== Excerpted records ==

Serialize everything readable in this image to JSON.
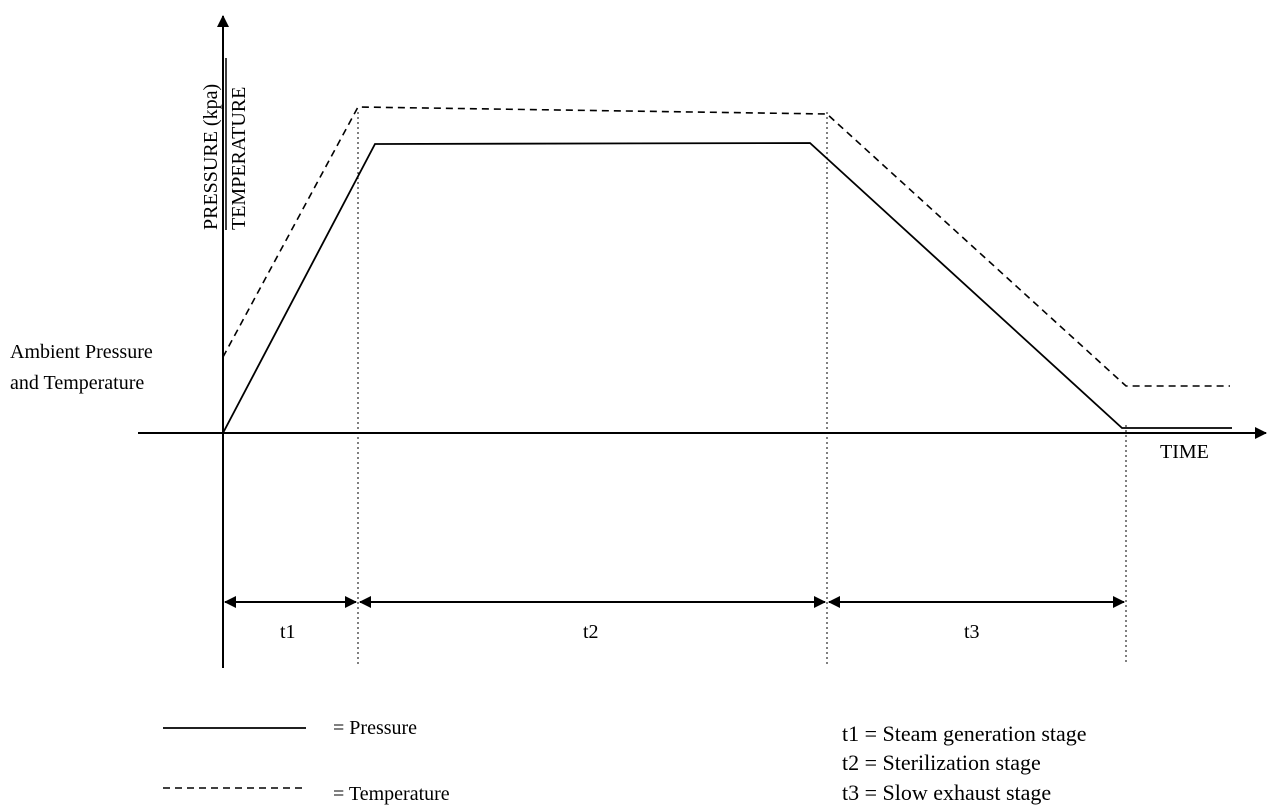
{
  "axes": {
    "y_label_top": "PRESSURE (kpa)",
    "y_label_bottom": "TEMPERATURE",
    "x_label": "TIME",
    "ambient_line1": "Ambient Pressure",
    "ambient_line2": "and Temperature"
  },
  "stages": [
    {
      "label": "t1"
    },
    {
      "label": "t2"
    },
    {
      "label": "t3"
    }
  ],
  "legend": {
    "pressure": "=  Pressure",
    "temperature": "=  Temperature"
  },
  "stage_key": [
    "t1 = Steam generation stage",
    "t2 = Sterilization stage",
    "t3 = Slow exhaust stage"
  ]
}
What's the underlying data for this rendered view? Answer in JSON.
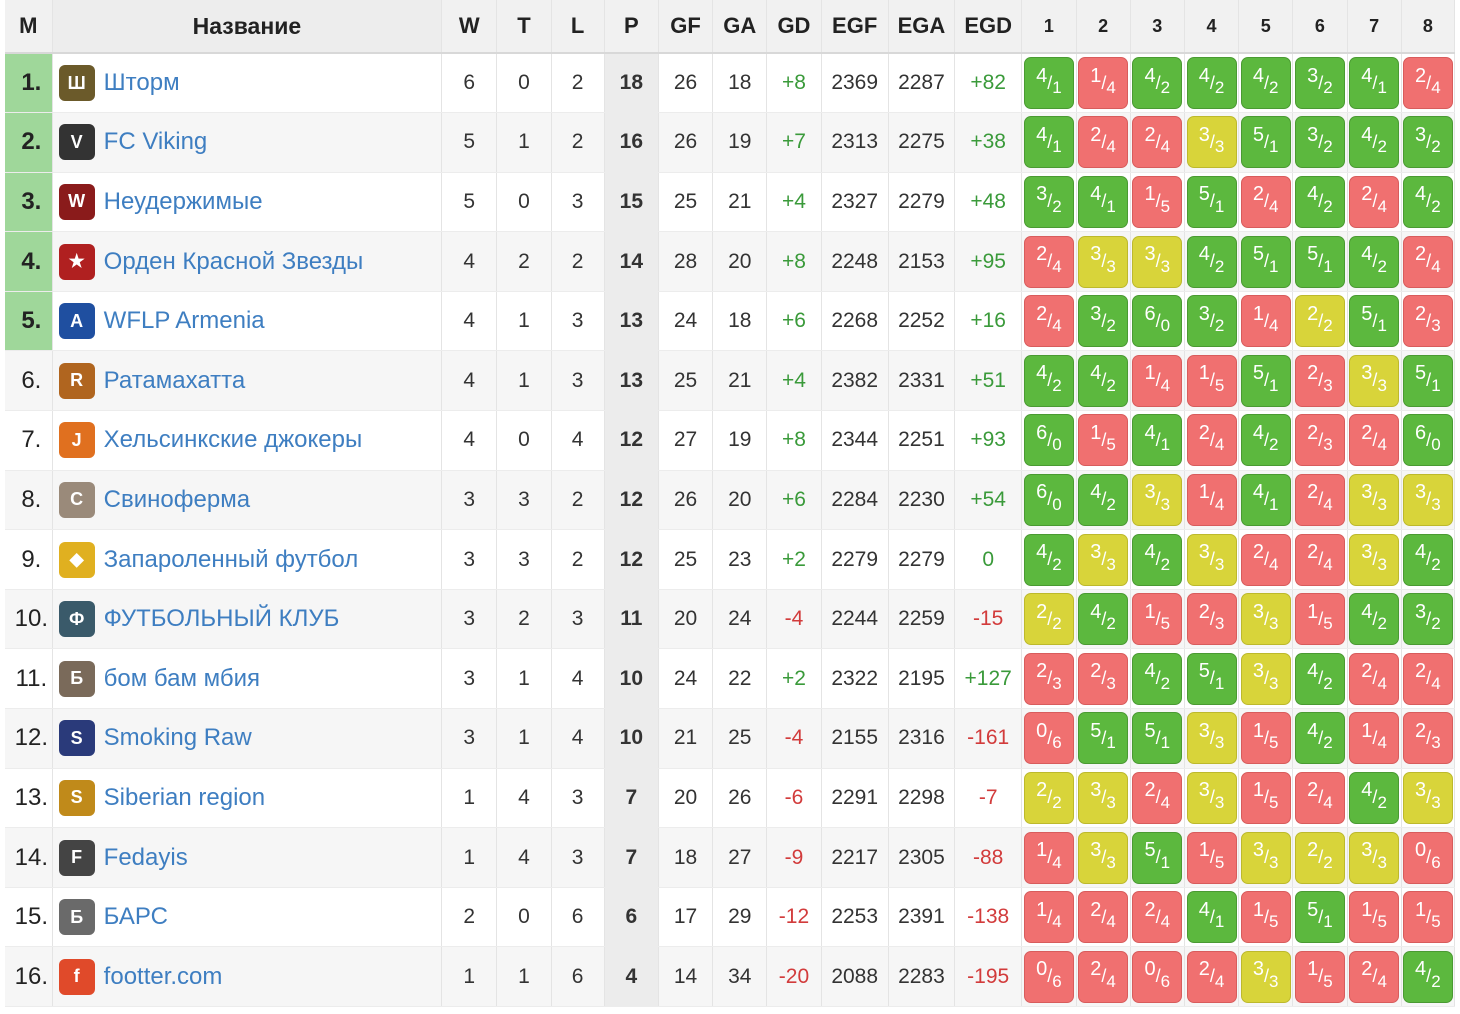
{
  "headers": {
    "pos": "М",
    "name": "Название",
    "w": "W",
    "t": "T",
    "l": "L",
    "p": "P",
    "gf": "GF",
    "ga": "GA",
    "gd": "GD",
    "egf": "EGF",
    "ega": "EGA",
    "egd": "EGD",
    "rounds": [
      "1",
      "2",
      "3",
      "4",
      "5",
      "6",
      "7",
      "8"
    ]
  },
  "colors": {
    "win": "#5cb83e",
    "loss": "#f07070",
    "draw": "#d8d43a",
    "top_zone": "#9fd79a",
    "link": "#3e7ec1"
  },
  "rows": [
    {
      "pos": "1.",
      "name": "Шторм",
      "logo": "storm-logo",
      "w": "6",
      "t": "0",
      "l": "2",
      "p": "18",
      "gf": "26",
      "ga": "18",
      "gd": "+8",
      "egf": "2369",
      "ega": "2287",
      "egd": "+82",
      "results": [
        [
          "4",
          "1"
        ],
        [
          "1",
          "4"
        ],
        [
          "4",
          "2"
        ],
        [
          "4",
          "2"
        ],
        [
          "4",
          "2"
        ],
        [
          "3",
          "2"
        ],
        [
          "4",
          "1"
        ],
        [
          "2",
          "4"
        ]
      ]
    },
    {
      "pos": "2.",
      "name": "FC Viking",
      "logo": "viking-logo",
      "w": "5",
      "t": "1",
      "l": "2",
      "p": "16",
      "gf": "26",
      "ga": "19",
      "gd": "+7",
      "egf": "2313",
      "ega": "2275",
      "egd": "+38",
      "results": [
        [
          "4",
          "1"
        ],
        [
          "2",
          "4"
        ],
        [
          "2",
          "4"
        ],
        [
          "3",
          "3"
        ],
        [
          "5",
          "1"
        ],
        [
          "3",
          "2"
        ],
        [
          "4",
          "2"
        ],
        [
          "3",
          "2"
        ]
      ]
    },
    {
      "pos": "3.",
      "name": "Неудержимые",
      "logo": "wings-logo",
      "w": "5",
      "t": "0",
      "l": "3",
      "p": "15",
      "gf": "25",
      "ga": "21",
      "gd": "+4",
      "egf": "2327",
      "ega": "2279",
      "egd": "+48",
      "results": [
        [
          "3",
          "2"
        ],
        [
          "4",
          "1"
        ],
        [
          "1",
          "5"
        ],
        [
          "5",
          "1"
        ],
        [
          "2",
          "4"
        ],
        [
          "4",
          "2"
        ],
        [
          "2",
          "4"
        ],
        [
          "4",
          "2"
        ]
      ]
    },
    {
      "pos": "4.",
      "name": "Орден Красной Звезды",
      "logo": "red-star-logo",
      "w": "4",
      "t": "2",
      "l": "2",
      "p": "14",
      "gf": "28",
      "ga": "20",
      "gd": "+8",
      "egf": "2248",
      "ega": "2153",
      "egd": "+95",
      "results": [
        [
          "2",
          "4"
        ],
        [
          "3",
          "3"
        ],
        [
          "3",
          "3"
        ],
        [
          "4",
          "2"
        ],
        [
          "5",
          "1"
        ],
        [
          "5",
          "1"
        ],
        [
          "4",
          "2"
        ],
        [
          "2",
          "4"
        ]
      ]
    },
    {
      "pos": "5.",
      "name": "WFLP Armenia",
      "logo": "wflp-logo",
      "w": "4",
      "t": "1",
      "l": "3",
      "p": "13",
      "gf": "24",
      "ga": "18",
      "gd": "+6",
      "egf": "2268",
      "ega": "2252",
      "egd": "+16",
      "results": [
        [
          "2",
          "4"
        ],
        [
          "3",
          "2"
        ],
        [
          "6",
          "0"
        ],
        [
          "3",
          "2"
        ],
        [
          "1",
          "4"
        ],
        [
          "2",
          "2"
        ],
        [
          "5",
          "1"
        ],
        [
          "2",
          "3"
        ]
      ]
    },
    {
      "pos": "6.",
      "name": "Ратамахатта",
      "logo": "ratamahatta-logo",
      "w": "4",
      "t": "1",
      "l": "3",
      "p": "13",
      "gf": "25",
      "ga": "21",
      "gd": "+4",
      "egf": "2382",
      "ega": "2331",
      "egd": "+51",
      "results": [
        [
          "4",
          "2"
        ],
        [
          "4",
          "2"
        ],
        [
          "1",
          "4"
        ],
        [
          "1",
          "5"
        ],
        [
          "5",
          "1"
        ],
        [
          "2",
          "3"
        ],
        [
          "3",
          "3"
        ],
        [
          "5",
          "1"
        ]
      ]
    },
    {
      "pos": "7.",
      "name": "Хельсинкские джокеры",
      "logo": "jokers-logo",
      "w": "4",
      "t": "0",
      "l": "4",
      "p": "12",
      "gf": "27",
      "ga": "19",
      "gd": "+8",
      "egf": "2344",
      "ega": "2251",
      "egd": "+93",
      "results": [
        [
          "6",
          "0"
        ],
        [
          "1",
          "5"
        ],
        [
          "4",
          "1"
        ],
        [
          "2",
          "4"
        ],
        [
          "4",
          "2"
        ],
        [
          "2",
          "3"
        ],
        [
          "2",
          "4"
        ],
        [
          "6",
          "0"
        ]
      ]
    },
    {
      "pos": "8.",
      "name": "Свиноферма",
      "logo": "pig-farm-logo",
      "w": "3",
      "t": "3",
      "l": "2",
      "p": "12",
      "gf": "26",
      "ga": "20",
      "gd": "+6",
      "egf": "2284",
      "ega": "2230",
      "egd": "+54",
      "results": [
        [
          "6",
          "0"
        ],
        [
          "4",
          "2"
        ],
        [
          "3",
          "3"
        ],
        [
          "1",
          "4"
        ],
        [
          "4",
          "1"
        ],
        [
          "2",
          "4"
        ],
        [
          "3",
          "3"
        ],
        [
          "3",
          "3"
        ]
      ]
    },
    {
      "pos": "9.",
      "name": "Запароленный футбол",
      "logo": "password-logo",
      "w": "3",
      "t": "3",
      "l": "2",
      "p": "12",
      "gf": "25",
      "ga": "23",
      "gd": "+2",
      "egf": "2279",
      "ega": "2279",
      "egd": "0",
      "results": [
        [
          "4",
          "2"
        ],
        [
          "3",
          "3"
        ],
        [
          "4",
          "2"
        ],
        [
          "3",
          "3"
        ],
        [
          "2",
          "4"
        ],
        [
          "2",
          "4"
        ],
        [
          "3",
          "3"
        ],
        [
          "4",
          "2"
        ]
      ]
    },
    {
      "pos": "10.",
      "name": "ФУТБОЛЬНЫЙ КЛУБ",
      "logo": "football-club-logo",
      "w": "3",
      "t": "2",
      "l": "3",
      "p": "11",
      "gf": "20",
      "ga": "24",
      "gd": "-4",
      "egf": "2244",
      "ega": "2259",
      "egd": "-15",
      "results": [
        [
          "2",
          "2"
        ],
        [
          "4",
          "2"
        ],
        [
          "1",
          "5"
        ],
        [
          "2",
          "3"
        ],
        [
          "3",
          "3"
        ],
        [
          "1",
          "5"
        ],
        [
          "4",
          "2"
        ],
        [
          "3",
          "2"
        ]
      ]
    },
    {
      "pos": "11.",
      "name": "бом бам мбия",
      "logo": "bom-bam-logo",
      "w": "3",
      "t": "1",
      "l": "4",
      "p": "10",
      "gf": "24",
      "ga": "22",
      "gd": "+2",
      "egf": "2322",
      "ega": "2195",
      "egd": "+127",
      "results": [
        [
          "2",
          "3"
        ],
        [
          "2",
          "3"
        ],
        [
          "4",
          "2"
        ],
        [
          "5",
          "1"
        ],
        [
          "3",
          "3"
        ],
        [
          "4",
          "2"
        ],
        [
          "2",
          "4"
        ],
        [
          "2",
          "4"
        ]
      ]
    },
    {
      "pos": "12.",
      "name": "Smoking Raw",
      "logo": "smoking-raw-logo",
      "w": "3",
      "t": "1",
      "l": "4",
      "p": "10",
      "gf": "21",
      "ga": "25",
      "gd": "-4",
      "egf": "2155",
      "ega": "2316",
      "egd": "-161",
      "results": [
        [
          "0",
          "6"
        ],
        [
          "5",
          "1"
        ],
        [
          "5",
          "1"
        ],
        [
          "3",
          "3"
        ],
        [
          "1",
          "5"
        ],
        [
          "4",
          "2"
        ],
        [
          "1",
          "4"
        ],
        [
          "2",
          "3"
        ]
      ]
    },
    {
      "pos": "13.",
      "name": "Siberian region",
      "logo": "siberian-logo",
      "w": "1",
      "t": "4",
      "l": "3",
      "p": "7",
      "gf": "20",
      "ga": "26",
      "gd": "-6",
      "egf": "2291",
      "ega": "2298",
      "egd": "-7",
      "results": [
        [
          "2",
          "2"
        ],
        [
          "3",
          "3"
        ],
        [
          "2",
          "4"
        ],
        [
          "3",
          "3"
        ],
        [
          "1",
          "5"
        ],
        [
          "2",
          "4"
        ],
        [
          "4",
          "2"
        ],
        [
          "3",
          "3"
        ]
      ]
    },
    {
      "pos": "14.",
      "name": "Fedayis",
      "logo": "fedayis-logo",
      "w": "1",
      "t": "4",
      "l": "3",
      "p": "7",
      "gf": "18",
      "ga": "27",
      "gd": "-9",
      "egf": "2217",
      "ega": "2305",
      "egd": "-88",
      "results": [
        [
          "1",
          "4"
        ],
        [
          "3",
          "3"
        ],
        [
          "5",
          "1"
        ],
        [
          "1",
          "5"
        ],
        [
          "3",
          "3"
        ],
        [
          "2",
          "2"
        ],
        [
          "3",
          "3"
        ],
        [
          "0",
          "6"
        ]
      ]
    },
    {
      "pos": "15.",
      "name": "БАРС",
      "logo": "bars-logo",
      "w": "2",
      "t": "0",
      "l": "6",
      "p": "6",
      "gf": "17",
      "ga": "29",
      "gd": "-12",
      "egf": "2253",
      "ega": "2391",
      "egd": "-138",
      "results": [
        [
          "1",
          "4"
        ],
        [
          "2",
          "4"
        ],
        [
          "2",
          "4"
        ],
        [
          "4",
          "1"
        ],
        [
          "1",
          "5"
        ],
        [
          "5",
          "1"
        ],
        [
          "1",
          "5"
        ],
        [
          "1",
          "5"
        ]
      ]
    },
    {
      "pos": "16.",
      "name": "footter.com",
      "logo": "footter-logo",
      "w": "1",
      "t": "1",
      "l": "6",
      "p": "4",
      "gf": "14",
      "ga": "34",
      "gd": "-20",
      "egf": "2088",
      "ega": "2283",
      "egd": "-195",
      "results": [
        [
          "0",
          "6"
        ],
        [
          "2",
          "4"
        ],
        [
          "0",
          "6"
        ],
        [
          "2",
          "4"
        ],
        [
          "3",
          "3"
        ],
        [
          "1",
          "5"
        ],
        [
          "2",
          "4"
        ],
        [
          "4",
          "2"
        ]
      ]
    }
  ]
}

===

* [Problem description]:
Check each line of the records for "this" and copy the ones that contain it.

* [Exercise solution]:
Serialize everything readable in this image to JSON.
What's the underlying data for this rendered view? Answer in JSON.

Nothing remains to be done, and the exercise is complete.